--- Start of Data for this exercise ---
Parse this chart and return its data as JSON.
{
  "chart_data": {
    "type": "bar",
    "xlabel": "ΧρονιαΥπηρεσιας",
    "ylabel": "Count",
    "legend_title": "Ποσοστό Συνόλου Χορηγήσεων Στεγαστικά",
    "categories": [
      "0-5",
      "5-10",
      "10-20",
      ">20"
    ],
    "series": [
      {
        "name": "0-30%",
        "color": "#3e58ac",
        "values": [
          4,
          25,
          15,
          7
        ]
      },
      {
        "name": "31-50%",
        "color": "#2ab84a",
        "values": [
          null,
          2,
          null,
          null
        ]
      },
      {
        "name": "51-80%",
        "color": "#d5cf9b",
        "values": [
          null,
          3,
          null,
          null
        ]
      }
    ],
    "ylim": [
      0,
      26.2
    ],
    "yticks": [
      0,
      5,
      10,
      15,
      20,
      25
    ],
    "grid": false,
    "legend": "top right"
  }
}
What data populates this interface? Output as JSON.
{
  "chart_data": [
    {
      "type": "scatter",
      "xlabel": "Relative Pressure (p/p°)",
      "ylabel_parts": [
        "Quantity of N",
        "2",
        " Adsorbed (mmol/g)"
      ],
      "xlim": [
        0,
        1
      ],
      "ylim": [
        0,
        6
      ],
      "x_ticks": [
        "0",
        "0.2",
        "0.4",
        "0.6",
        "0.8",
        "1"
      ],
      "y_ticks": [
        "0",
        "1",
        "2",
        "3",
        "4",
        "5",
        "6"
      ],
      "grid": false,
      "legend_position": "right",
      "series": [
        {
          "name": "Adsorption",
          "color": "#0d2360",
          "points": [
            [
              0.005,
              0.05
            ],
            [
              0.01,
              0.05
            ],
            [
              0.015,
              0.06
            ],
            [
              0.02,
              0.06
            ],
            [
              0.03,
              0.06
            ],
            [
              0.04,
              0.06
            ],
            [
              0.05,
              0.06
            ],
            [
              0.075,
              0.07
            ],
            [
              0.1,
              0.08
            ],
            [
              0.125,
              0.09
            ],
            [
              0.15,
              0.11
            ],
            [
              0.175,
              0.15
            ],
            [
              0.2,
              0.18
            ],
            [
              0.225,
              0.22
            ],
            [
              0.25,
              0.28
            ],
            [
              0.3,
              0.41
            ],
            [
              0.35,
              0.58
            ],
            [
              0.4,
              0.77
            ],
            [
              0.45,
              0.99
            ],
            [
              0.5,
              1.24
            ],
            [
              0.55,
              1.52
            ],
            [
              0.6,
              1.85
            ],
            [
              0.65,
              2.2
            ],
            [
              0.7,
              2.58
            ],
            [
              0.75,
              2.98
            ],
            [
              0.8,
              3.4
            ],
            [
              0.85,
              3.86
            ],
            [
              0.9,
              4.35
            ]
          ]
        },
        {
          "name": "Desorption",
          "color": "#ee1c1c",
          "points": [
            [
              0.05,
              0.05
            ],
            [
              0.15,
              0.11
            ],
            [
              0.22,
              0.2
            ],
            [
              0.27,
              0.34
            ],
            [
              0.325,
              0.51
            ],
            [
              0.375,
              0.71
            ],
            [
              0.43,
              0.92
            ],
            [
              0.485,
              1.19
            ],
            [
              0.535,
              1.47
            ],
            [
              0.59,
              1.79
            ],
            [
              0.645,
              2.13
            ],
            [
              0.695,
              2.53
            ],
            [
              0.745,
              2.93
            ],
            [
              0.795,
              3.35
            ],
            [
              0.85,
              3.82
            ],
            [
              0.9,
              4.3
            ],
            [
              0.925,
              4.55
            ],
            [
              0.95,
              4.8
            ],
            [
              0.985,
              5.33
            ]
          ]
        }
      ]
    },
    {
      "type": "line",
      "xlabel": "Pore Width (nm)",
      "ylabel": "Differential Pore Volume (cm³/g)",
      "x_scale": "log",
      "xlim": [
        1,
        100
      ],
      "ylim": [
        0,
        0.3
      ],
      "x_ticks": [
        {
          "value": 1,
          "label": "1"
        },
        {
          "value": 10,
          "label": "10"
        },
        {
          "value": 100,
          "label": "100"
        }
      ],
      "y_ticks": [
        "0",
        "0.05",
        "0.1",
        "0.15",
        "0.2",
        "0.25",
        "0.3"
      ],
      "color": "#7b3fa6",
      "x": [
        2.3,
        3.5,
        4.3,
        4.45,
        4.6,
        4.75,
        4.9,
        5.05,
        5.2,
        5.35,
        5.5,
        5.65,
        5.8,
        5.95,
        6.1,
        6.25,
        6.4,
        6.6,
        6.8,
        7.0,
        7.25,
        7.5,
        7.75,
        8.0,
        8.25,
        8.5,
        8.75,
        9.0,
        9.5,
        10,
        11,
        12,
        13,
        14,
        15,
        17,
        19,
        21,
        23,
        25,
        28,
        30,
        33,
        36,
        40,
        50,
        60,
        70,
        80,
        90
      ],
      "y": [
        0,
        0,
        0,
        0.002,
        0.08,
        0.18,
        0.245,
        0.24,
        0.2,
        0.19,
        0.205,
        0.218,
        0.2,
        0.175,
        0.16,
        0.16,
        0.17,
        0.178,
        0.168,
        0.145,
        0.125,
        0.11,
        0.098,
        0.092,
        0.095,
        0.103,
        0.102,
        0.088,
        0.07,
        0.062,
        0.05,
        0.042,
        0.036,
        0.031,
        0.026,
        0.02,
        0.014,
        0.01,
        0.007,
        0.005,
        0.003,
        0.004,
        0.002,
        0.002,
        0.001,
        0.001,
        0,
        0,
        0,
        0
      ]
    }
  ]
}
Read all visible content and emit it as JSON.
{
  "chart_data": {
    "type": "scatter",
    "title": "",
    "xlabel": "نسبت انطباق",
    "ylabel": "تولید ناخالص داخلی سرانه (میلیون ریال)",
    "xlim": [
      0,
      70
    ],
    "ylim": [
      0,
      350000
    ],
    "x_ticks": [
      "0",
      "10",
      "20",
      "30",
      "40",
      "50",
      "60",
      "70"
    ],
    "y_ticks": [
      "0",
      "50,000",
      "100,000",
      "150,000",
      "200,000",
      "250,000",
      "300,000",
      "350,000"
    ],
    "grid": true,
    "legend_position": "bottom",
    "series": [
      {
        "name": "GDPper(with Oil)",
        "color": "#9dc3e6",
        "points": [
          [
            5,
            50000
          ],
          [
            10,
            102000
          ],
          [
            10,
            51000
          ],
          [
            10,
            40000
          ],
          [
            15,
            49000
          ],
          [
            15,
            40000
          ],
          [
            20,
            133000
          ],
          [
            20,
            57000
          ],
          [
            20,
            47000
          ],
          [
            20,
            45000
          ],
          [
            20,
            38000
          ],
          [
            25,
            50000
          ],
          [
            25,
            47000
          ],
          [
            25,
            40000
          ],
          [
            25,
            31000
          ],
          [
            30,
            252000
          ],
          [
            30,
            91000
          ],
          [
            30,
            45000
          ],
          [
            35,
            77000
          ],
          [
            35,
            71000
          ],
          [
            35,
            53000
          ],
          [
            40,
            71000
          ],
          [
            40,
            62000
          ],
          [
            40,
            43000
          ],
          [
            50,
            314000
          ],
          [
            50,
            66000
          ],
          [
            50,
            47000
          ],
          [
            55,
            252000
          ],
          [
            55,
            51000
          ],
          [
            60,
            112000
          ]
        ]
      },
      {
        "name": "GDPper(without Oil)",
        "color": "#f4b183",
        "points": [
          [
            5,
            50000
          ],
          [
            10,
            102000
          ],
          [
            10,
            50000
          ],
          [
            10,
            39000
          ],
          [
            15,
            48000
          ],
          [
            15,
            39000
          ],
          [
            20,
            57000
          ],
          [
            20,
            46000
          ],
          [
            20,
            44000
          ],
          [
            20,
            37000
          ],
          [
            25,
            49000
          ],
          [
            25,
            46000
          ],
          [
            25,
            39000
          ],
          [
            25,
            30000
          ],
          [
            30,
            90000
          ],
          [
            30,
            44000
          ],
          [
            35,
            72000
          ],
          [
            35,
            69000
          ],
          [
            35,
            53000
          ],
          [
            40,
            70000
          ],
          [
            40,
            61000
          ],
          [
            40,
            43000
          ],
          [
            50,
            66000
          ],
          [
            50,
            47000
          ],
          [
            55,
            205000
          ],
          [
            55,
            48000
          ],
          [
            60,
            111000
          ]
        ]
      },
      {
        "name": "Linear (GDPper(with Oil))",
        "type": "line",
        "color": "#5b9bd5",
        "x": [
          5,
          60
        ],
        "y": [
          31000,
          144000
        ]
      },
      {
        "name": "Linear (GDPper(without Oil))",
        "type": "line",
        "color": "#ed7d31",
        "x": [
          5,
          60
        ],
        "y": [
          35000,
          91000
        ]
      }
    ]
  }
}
--- End of Data for this exercise ---
Scan the lines for the string "JSON". Copy out each line that matches.

### Completed exercise
Parse this chart and return its data as JSON.
What data populates this interface? Output as JSON.
Read all visible content and emit it as JSON.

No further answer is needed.